Copy out, with no changes, the rows from the line that contains "form-line-9: 9Total revenue." through the line that contains "ssn-warning: Do not", both of those lines included.

--- Input records ---

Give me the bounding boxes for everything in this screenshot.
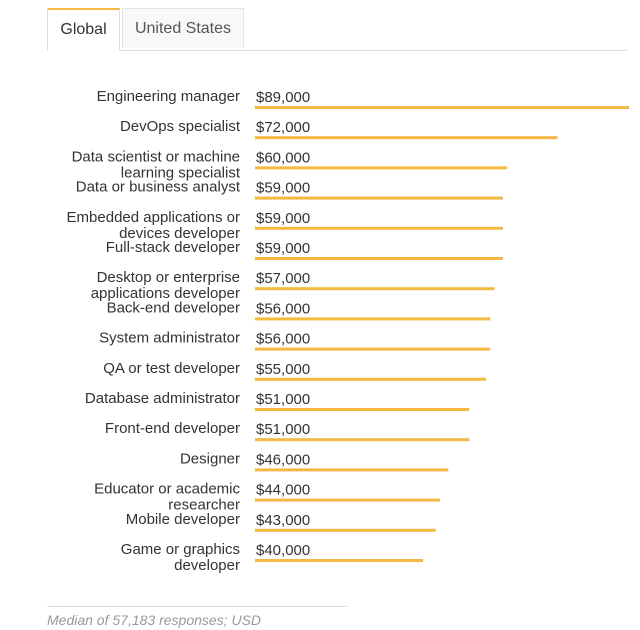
bar[interactable]	[255, 136, 558, 140]
bar[interactable]	[255, 106, 629, 109]
bar[interactable]	[255, 377, 487, 381]
category-label: Embedded applications or devices develope…	[67, 209, 240, 242]
tab-global[interactable]: Global	[47, 8, 120, 51]
bar[interactable]	[255, 347, 491, 351]
category-label: Mobile developer	[126, 511, 240, 528]
category-label: Data or business analyst	[76, 179, 241, 196]
category-label: Designer	[180, 450, 240, 467]
value-label: $43,000	[256, 512, 310, 529]
category-label: Database administrator	[85, 390, 240, 407]
value-label: $55,000	[256, 361, 310, 378]
value-label: $56,000	[256, 300, 310, 317]
category-label: Full-stack developer	[106, 239, 240, 256]
value-label: $40,000	[256, 542, 310, 559]
bar[interactable]	[255, 408, 470, 411]
value-label: $59,000	[256, 210, 310, 227]
value-label: $59,000	[256, 180, 310, 197]
category-label: Engineering manager	[97, 88, 240, 105]
category-label: Educator or academic researcher	[94, 481, 240, 514]
bar[interactable]	[255, 257, 503, 260]
value-label: $59,000	[256, 240, 310, 257]
salary-bar-chart: Engineering manager $89,000 DevOps special…	[67, 88, 629, 574]
value-label: $60,000	[256, 149, 310, 166]
bar[interactable]	[255, 438, 470, 442]
category-label: Game or graphics developer	[121, 541, 240, 574]
category-label: Back-end developer	[107, 299, 240, 316]
value-label: $51,000	[256, 421, 310, 438]
category-label: Desktop or enterprise applications develo…	[91, 269, 240, 302]
bar[interactable]	[255, 559, 424, 562]
category-label: Front-end developer	[105, 420, 240, 437]
tab-united-states[interactable]: United States	[122, 8, 244, 48]
category-label: DevOps specialist	[120, 118, 241, 135]
tab-bar: Global United States	[47, 8, 627, 51]
bar[interactable]	[255, 498, 440, 502]
chart-footnote: Median of 57,183 responses; USD	[47, 606, 347, 628]
category-label: QA or test developer	[103, 360, 240, 377]
bar[interactable]	[255, 196, 503, 200]
value-label: $46,000	[256, 451, 310, 468]
bar[interactable]	[255, 166, 508, 170]
bar[interactable]	[255, 317, 491, 321]
category-label: Data scientist or machine learning specia…	[72, 148, 241, 181]
bar[interactable]	[255, 528, 436, 532]
value-label: $57,000	[256, 270, 310, 287]
value-label: $51,000	[256, 391, 310, 408]
value-label: $44,000	[256, 482, 310, 499]
category-label: System administrator	[99, 330, 240, 347]
value-label: $72,000	[256, 119, 310, 136]
value-label: $89,000	[256, 89, 310, 106]
bar[interactable]	[255, 287, 495, 291]
bar[interactable]	[255, 468, 449, 472]
value-label: $56,000	[256, 331, 310, 348]
bar[interactable]	[255, 226, 503, 230]
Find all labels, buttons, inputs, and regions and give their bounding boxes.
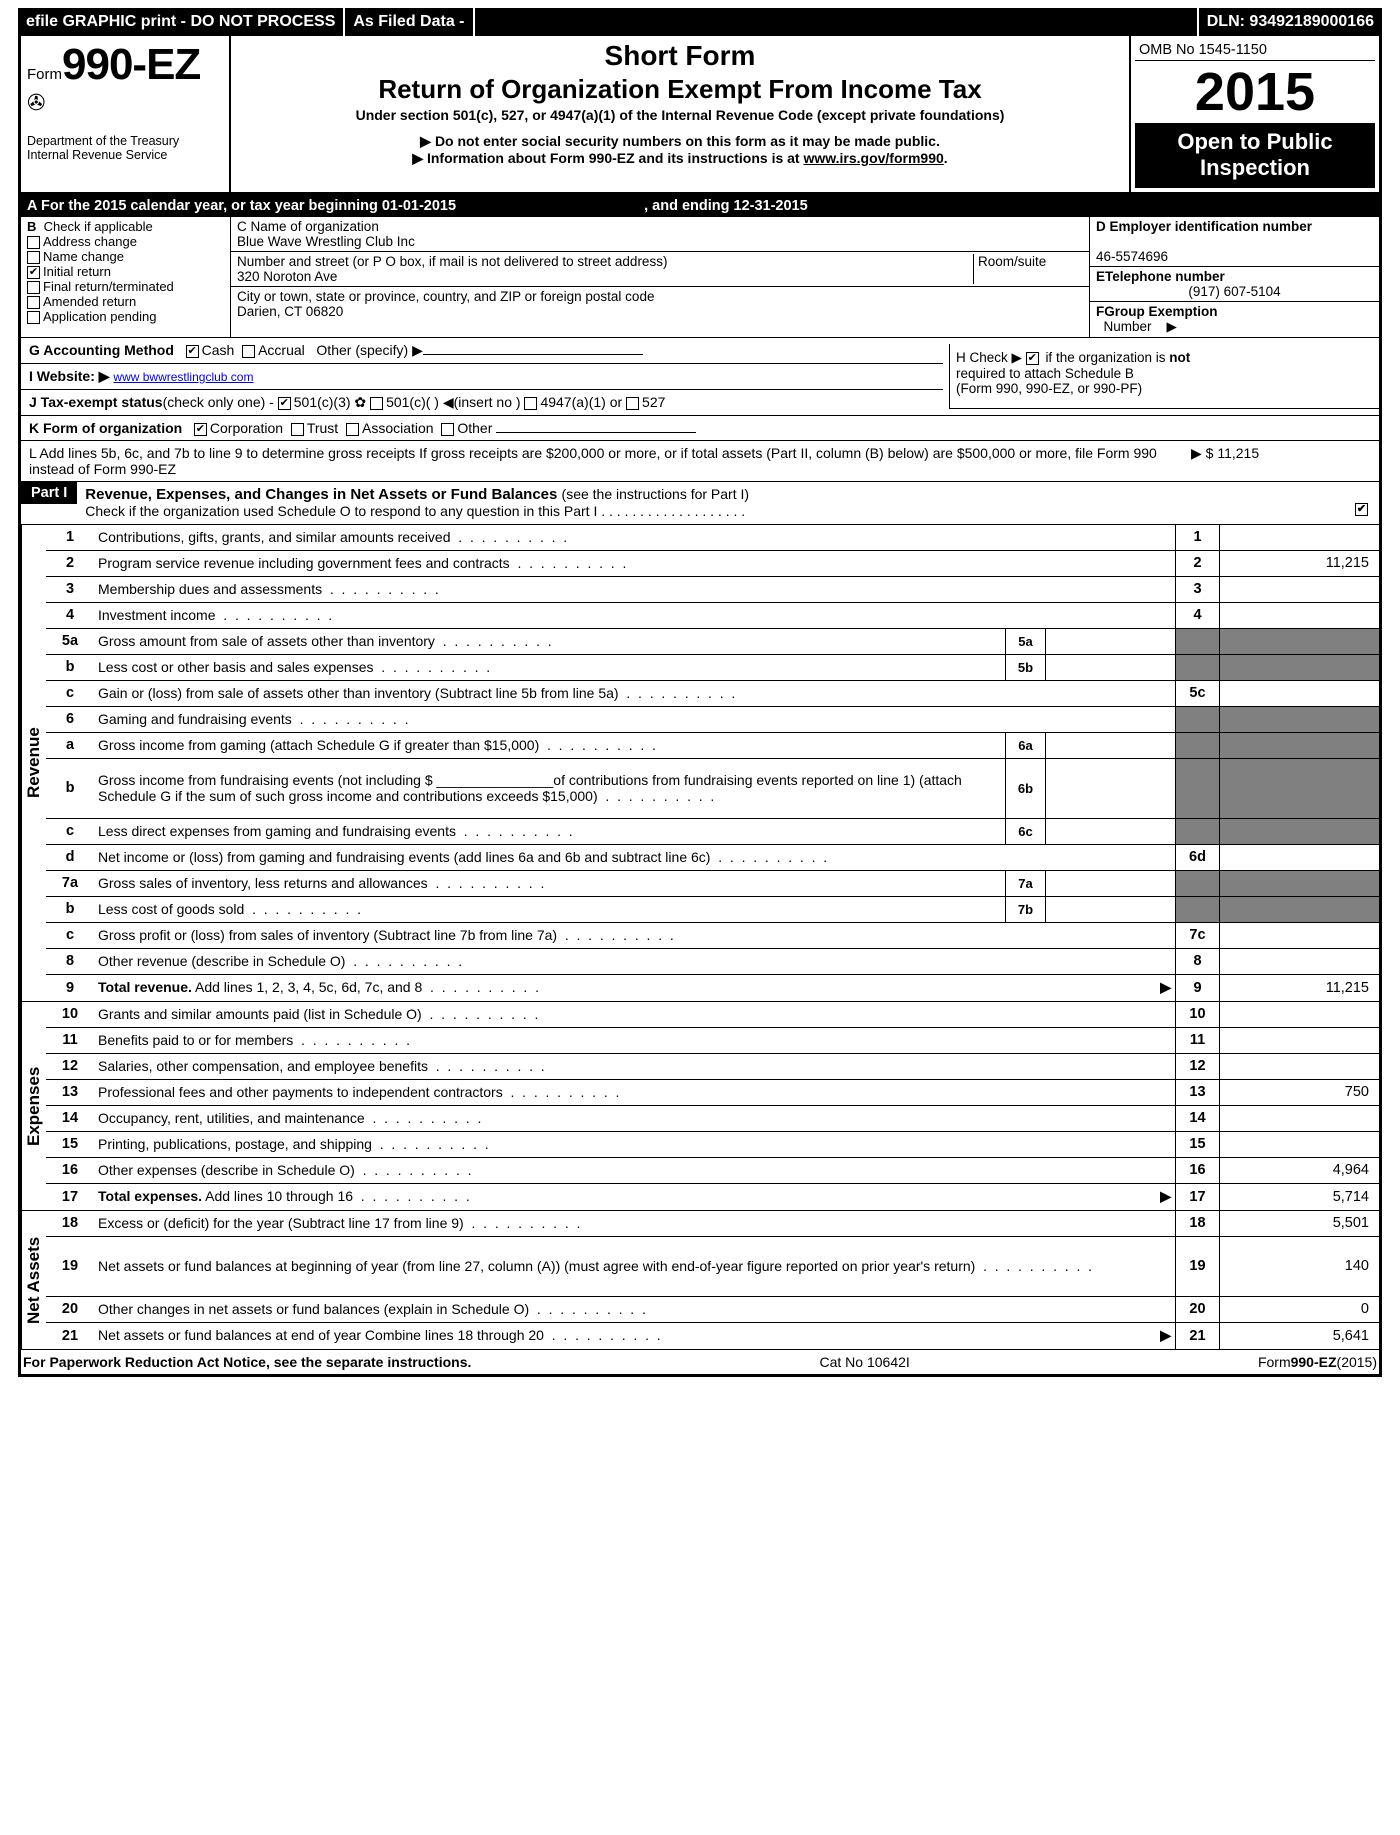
form-line-9: 9Total revenue. Add lines 1, 2, 3, 4, 5c… — [46, 975, 1379, 1001]
as-filed: As Filed Data - — [345, 8, 474, 36]
form-line-4: 4Investment income . . . . . . . . . .4 — [46, 603, 1379, 629]
box-b-item: Name change — [27, 249, 224, 264]
open-to-public: Open to Public Inspection — [1135, 123, 1375, 188]
irs-link[interactable]: www.irs.gov/form990 — [803, 150, 943, 166]
form-line-a: aGross income from gaming (attach Schedu… — [46, 733, 1379, 759]
form-line-21: 21Net assets or fund balances at end of … — [46, 1323, 1379, 1349]
line-h: H Check ▶ ✔ if the organization is not r… — [949, 344, 1379, 409]
form-line-d: dNet income or (loss) from gaming and fu… — [46, 845, 1379, 871]
form-line-c: cLess direct expenses from gaming and fu… — [46, 819, 1379, 845]
form-line-14: 14Occupancy, rent, utilities, and mainte… — [46, 1106, 1379, 1132]
subtitle: Under section 501(c), 527, or 4947(a)(1)… — [241, 107, 1119, 123]
ssn-warning: Do not enter social security numbers on … — [241, 133, 1119, 150]
org-name: Blue Wave Wrestling Club Inc — [237, 234, 415, 249]
ein: 46-5574696 — [1096, 249, 1168, 264]
form-line-b: bGross income from fundraising events (n… — [46, 759, 1379, 819]
gross-receipts: $ 11,215 — [1206, 445, 1259, 461]
form-line-17: 17Total expenses. Add lines 10 through 1… — [46, 1184, 1379, 1210]
title-return: Return of Organization Exempt From Incom… — [241, 74, 1119, 105]
form-line-16: 16Other expenses (describe in Schedule O… — [46, 1158, 1379, 1184]
form-line-11: 11Benefits paid to or for members . . . … — [46, 1028, 1379, 1054]
title-short-form: Short Form — [241, 40, 1119, 72]
line-k: K Form of organization ✔Corporation Trus… — [21, 416, 1379, 441]
expenses-section: Expenses 10Grants and similar amounts pa… — [18, 1002, 1382, 1211]
netassets-section: Net Assets 18Excess or (deficit) for the… — [18, 1211, 1382, 1349]
form-line-b: bLess cost of goods sold . . . . . . . .… — [46, 897, 1379, 923]
line-a-tax-year: A For the 2015 calendar year, or tax yea… — [21, 195, 1379, 217]
form-line-6: 6Gaming and fundraising events . . . . .… — [46, 707, 1379, 733]
form-line-2: 2Program service revenue including gover… — [46, 551, 1379, 577]
box-b-item: Address change — [27, 234, 224, 249]
box-d-e-f: D Employer identification number 46-5574… — [1089, 217, 1379, 337]
omb-number: OMB No 1545-1150 — [1135, 40, 1375, 61]
form-line-b: bLess cost or other basis and sales expe… — [46, 655, 1379, 681]
line-j: J Tax-exempt status(check only one) - ✔5… — [21, 390, 943, 415]
form-number: Form990-EZ — [27, 40, 223, 90]
efile-notice: efile GRAPHIC print - DO NOT PROCESS — [18, 8, 345, 36]
form-line-7a: 7aGross sales of inventory, less returns… — [46, 871, 1379, 897]
info-link-line: ▶ Information about Form 990-EZ and its … — [241, 150, 1119, 167]
form-header: Form990-EZ ✇ Department of the Treasury … — [18, 36, 1382, 195]
box-b-item: Application pending — [27, 309, 224, 324]
website-link[interactable]: www bwwrestlingclub com — [113, 370, 253, 384]
tax-year: 2015 — [1135, 61, 1375, 123]
box-b-item: ✔Initial return — [27, 264, 224, 279]
part-i-header: Part I Revenue, Expenses, and Changes in… — [18, 482, 1382, 525]
org-info-row: B Check if applicable Address changeName… — [18, 217, 1382, 338]
top-bar: efile GRAPHIC print - DO NOT PROCESS As … — [18, 8, 1382, 36]
form-line-10: 10Grants and similar amounts paid (list … — [46, 1002, 1379, 1028]
dln: DLN: 93492189000166 — [1197, 8, 1382, 36]
box-c: C Name of organization Blue Wave Wrestli… — [231, 217, 1089, 337]
page-footer: For Paperwork Reduction Act Notice, see … — [18, 1349, 1382, 1377]
form-line-8: 8Other revenue (describe in Schedule O) … — [46, 949, 1379, 975]
treasury-dept: Department of the Treasury Internal Reve… — [27, 134, 223, 162]
org-street: 320 Noroton Ave — [237, 269, 337, 284]
line-l: L Add lines 5b, 6c, and 7b to line 9 to … — [21, 441, 1379, 482]
form-line-19: 19Net assets or fund balances at beginni… — [46, 1237, 1379, 1297]
form-line-5a: 5aGross amount from sale of assets other… — [46, 629, 1379, 655]
revenue-section: Revenue 1Contributions, gifts, grants, a… — [18, 525, 1382, 1002]
box-b: B Check if applicable Address changeName… — [21, 217, 231, 337]
phone: (917) 607-5104 — [1096, 284, 1373, 299]
form-line-20: 20Other changes in net assets or fund ba… — [46, 1297, 1379, 1323]
form-line-12: 12Salaries, other compensation, and empl… — [46, 1054, 1379, 1080]
box-b-item: Amended return — [27, 294, 224, 309]
form-line-15: 15Printing, publications, postage, and s… — [46, 1132, 1379, 1158]
form-line-18: 18Excess or (deficit) for the year (Subt… — [46, 1211, 1379, 1237]
form-line-1: 1Contributions, gifts, grants, and simil… — [46, 525, 1379, 551]
line-g: G Accounting Method ✔Cash Accrual Other … — [21, 338, 943, 364]
form-line-3: 3Membership dues and assessments . . . .… — [46, 577, 1379, 603]
org-city: Darien, CT 06820 — [237, 304, 343, 319]
box-b-item: Final return/terminated — [27, 279, 224, 294]
form-line-13: 13Professional fees and other payments t… — [46, 1080, 1379, 1106]
line-i: I Website: ▶ www bwwrestlingclub com — [21, 364, 943, 390]
form-line-c: cGain or (loss) from sale of assets othe… — [46, 681, 1379, 707]
form-line-c: cGross profit or (loss) from sales of in… — [46, 923, 1379, 949]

---

Response for this exercise -
form-line-9: 9Total revenue. Add lines 1, 2, 3, 4, 5c… — [46, 975, 1379, 1001]
as-filed: As Filed Data - — [345, 8, 474, 36]
form-line-4: 4Investment income . . . . . . . . . .4 — [46, 603, 1379, 629]
box-b-item: Name change — [27, 249, 224, 264]
open-to-public: Open to Public Inspection — [1135, 123, 1375, 188]
irs-link[interactable]: www.irs.gov/form990 — [803, 150, 943, 166]
form-line-a: aGross income from gaming (attach Schedu… — [46, 733, 1379, 759]
form-line-21: 21Net assets or fund balances at end of … — [46, 1323, 1379, 1349]
line-h: H Check ▶ ✔ if the organization is not r… — [949, 344, 1379, 409]
form-line-d: dNet income or (loss) from gaming and fu… — [46, 845, 1379, 871]
form-line-c: cLess direct expenses from gaming and fu… — [46, 819, 1379, 845]
form-line-14: 14Occupancy, rent, utilities, and mainte… — [46, 1106, 1379, 1132]
subtitle: Under section 501(c), 527, or 4947(a)(1)… — [241, 107, 1119, 123]
ssn-warning: Do not enter social security numbers on … — [241, 133, 1119, 150]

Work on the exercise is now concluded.